*A block of data*
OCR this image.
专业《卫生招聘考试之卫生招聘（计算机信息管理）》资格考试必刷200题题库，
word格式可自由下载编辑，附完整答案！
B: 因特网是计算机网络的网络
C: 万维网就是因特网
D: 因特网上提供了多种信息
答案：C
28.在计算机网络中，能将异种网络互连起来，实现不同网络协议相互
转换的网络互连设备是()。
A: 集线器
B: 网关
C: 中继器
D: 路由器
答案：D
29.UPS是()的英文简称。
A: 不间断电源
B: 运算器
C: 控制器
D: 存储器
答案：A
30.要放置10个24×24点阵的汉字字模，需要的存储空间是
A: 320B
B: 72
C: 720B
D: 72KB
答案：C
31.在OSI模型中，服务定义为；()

*Written instruction*
Write all of the records out again exactly.

*Response to the task*
OCR this image.
专业《卫生招聘考试之卫生招聘（计算机信息管理）》资格考试必刷200题题库，
word格式可自由下载编辑，附完整答案！
B: 因特网是计算机网络的网络
C: 万维网就是因特网
D: 因特网上提供了多种信息
答案：C
28.在计算机网络中，能将异种网络互连起来，实现不同网络协议相互
转换的网络互连设备是()。
A: 集线器
B: 网关
C: 中继器
D: 路由器
答案：D
29.UPS是()的英文简称。
A: 不间断电源
B: 运算器
C: 控制器
D: 存储器
答案：A
30.要放置10个24×24点阵的汉字字模，需要的存储空间是
A: 320B
B: 72
C: 720B
D: 72KB
答案：C
31.在OSI模型中，服务定义为；()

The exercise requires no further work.